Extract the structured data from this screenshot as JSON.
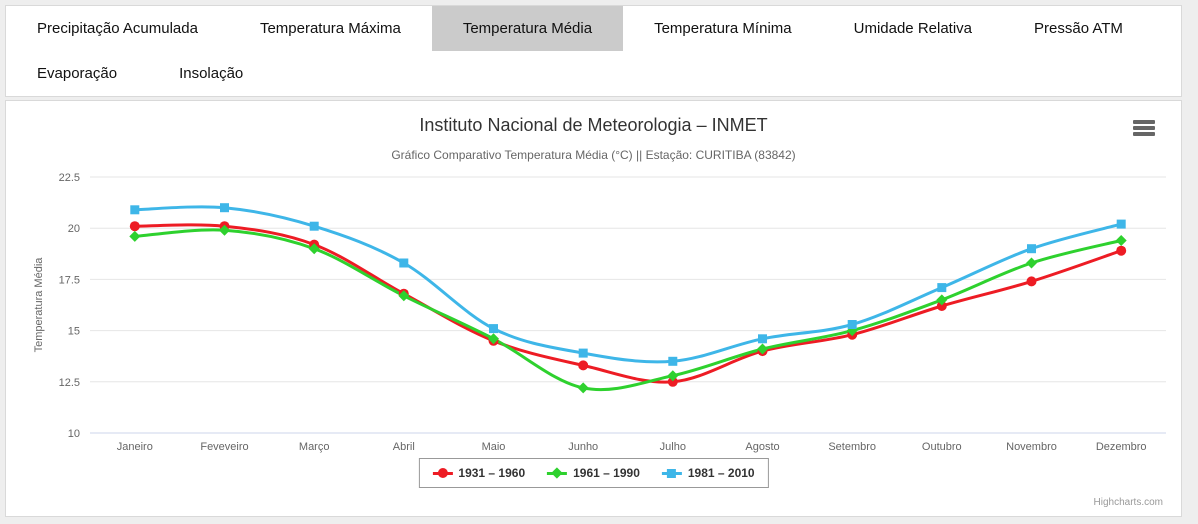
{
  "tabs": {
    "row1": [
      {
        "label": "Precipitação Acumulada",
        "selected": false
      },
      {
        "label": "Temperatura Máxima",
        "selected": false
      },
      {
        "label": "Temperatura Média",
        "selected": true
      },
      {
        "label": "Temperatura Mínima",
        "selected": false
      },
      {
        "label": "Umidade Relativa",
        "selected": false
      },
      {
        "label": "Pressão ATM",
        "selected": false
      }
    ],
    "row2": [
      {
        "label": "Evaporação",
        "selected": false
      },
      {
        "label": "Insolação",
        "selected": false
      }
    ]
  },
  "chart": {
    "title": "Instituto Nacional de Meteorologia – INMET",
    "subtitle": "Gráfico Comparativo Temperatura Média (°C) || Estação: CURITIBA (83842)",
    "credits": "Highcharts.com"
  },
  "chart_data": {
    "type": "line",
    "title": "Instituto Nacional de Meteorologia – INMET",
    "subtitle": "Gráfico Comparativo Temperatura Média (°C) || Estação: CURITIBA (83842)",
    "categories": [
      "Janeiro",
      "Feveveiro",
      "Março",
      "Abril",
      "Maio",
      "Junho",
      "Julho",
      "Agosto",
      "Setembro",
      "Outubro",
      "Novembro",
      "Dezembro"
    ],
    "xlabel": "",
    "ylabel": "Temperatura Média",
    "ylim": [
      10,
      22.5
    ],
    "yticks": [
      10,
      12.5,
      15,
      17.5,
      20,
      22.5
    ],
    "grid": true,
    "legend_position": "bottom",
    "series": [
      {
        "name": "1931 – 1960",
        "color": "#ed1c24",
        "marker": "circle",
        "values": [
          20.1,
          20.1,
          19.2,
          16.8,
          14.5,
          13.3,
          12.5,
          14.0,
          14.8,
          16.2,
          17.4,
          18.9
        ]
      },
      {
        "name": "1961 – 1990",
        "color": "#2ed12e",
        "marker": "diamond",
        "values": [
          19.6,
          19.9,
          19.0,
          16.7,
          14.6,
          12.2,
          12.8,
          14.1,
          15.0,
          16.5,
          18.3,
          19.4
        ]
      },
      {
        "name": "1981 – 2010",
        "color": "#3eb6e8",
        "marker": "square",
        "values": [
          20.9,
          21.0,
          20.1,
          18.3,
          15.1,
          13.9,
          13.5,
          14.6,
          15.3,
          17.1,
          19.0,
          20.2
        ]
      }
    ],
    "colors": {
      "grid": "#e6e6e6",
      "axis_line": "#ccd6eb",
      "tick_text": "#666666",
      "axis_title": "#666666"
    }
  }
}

+ + +

» What to produce: Would you set down the listing exactly, omitting pictures?

» Task response:
Extract the structured data from this screenshot as JSON.
{
  "tabs": {
    "row1": [
      {
        "label": "Precipitação Acumulada",
        "selected": false
      },
      {
        "label": "Temperatura Máxima",
        "selected": false
      },
      {
        "label": "Temperatura Média",
        "selected": true
      },
      {
        "label": "Temperatura Mínima",
        "selected": false
      },
      {
        "label": "Umidade Relativa",
        "selected": false
      },
      {
        "label": "Pressão ATM",
        "selected": false
      }
    ],
    "row2": [
      {
        "label": "Evaporação",
        "selected": false
      },
      {
        "label": "Insolação",
        "selected": false
      }
    ]
  },
  "chart": {
    "title": "Instituto Nacional de Meteorologia – INMET",
    "subtitle": "Gráfico Comparativo Temperatura Média (°C) || Estação: CURITIBA (83842)",
    "credits": "Highcharts.com"
  },
  "chart_data": {
    "type": "line",
    "title": "Instituto Nacional de Meteorologia – INMET",
    "subtitle": "Gráfico Comparativo Temperatura Média (°C) || Estação: CURITIBA (83842)",
    "categories": [
      "Janeiro",
      "Feveveiro",
      "Março",
      "Abril",
      "Maio",
      "Junho",
      "Julho",
      "Agosto",
      "Setembro",
      "Outubro",
      "Novembro",
      "Dezembro"
    ],
    "xlabel": "",
    "ylabel": "Temperatura Média",
    "ylim": [
      10,
      22.5
    ],
    "yticks": [
      10,
      12.5,
      15,
      17.5,
      20,
      22.5
    ],
    "grid": true,
    "legend_position": "bottom",
    "series": [
      {
        "name": "1931 – 1960",
        "color": "#ed1c24",
        "marker": "circle",
        "values": [
          20.1,
          20.1,
          19.2,
          16.8,
          14.5,
          13.3,
          12.5,
          14.0,
          14.8,
          16.2,
          17.4,
          18.9
        ]
      },
      {
        "name": "1961 – 1990",
        "color": "#2ed12e",
        "marker": "diamond",
        "values": [
          19.6,
          19.9,
          19.0,
          16.7,
          14.6,
          12.2,
          12.8,
          14.1,
          15.0,
          16.5,
          18.3,
          19.4
        ]
      },
      {
        "name": "1981 – 2010",
        "color": "#3eb6e8",
        "marker": "square",
        "values": [
          20.9,
          21.0,
          20.1,
          18.3,
          15.1,
          13.9,
          13.5,
          14.6,
          15.3,
          17.1,
          19.0,
          20.2
        ]
      }
    ],
    "colors": {
      "grid": "#e6e6e6",
      "axis_line": "#ccd6eb",
      "tick_text": "#666666",
      "axis_title": "#666666"
    }
  }
}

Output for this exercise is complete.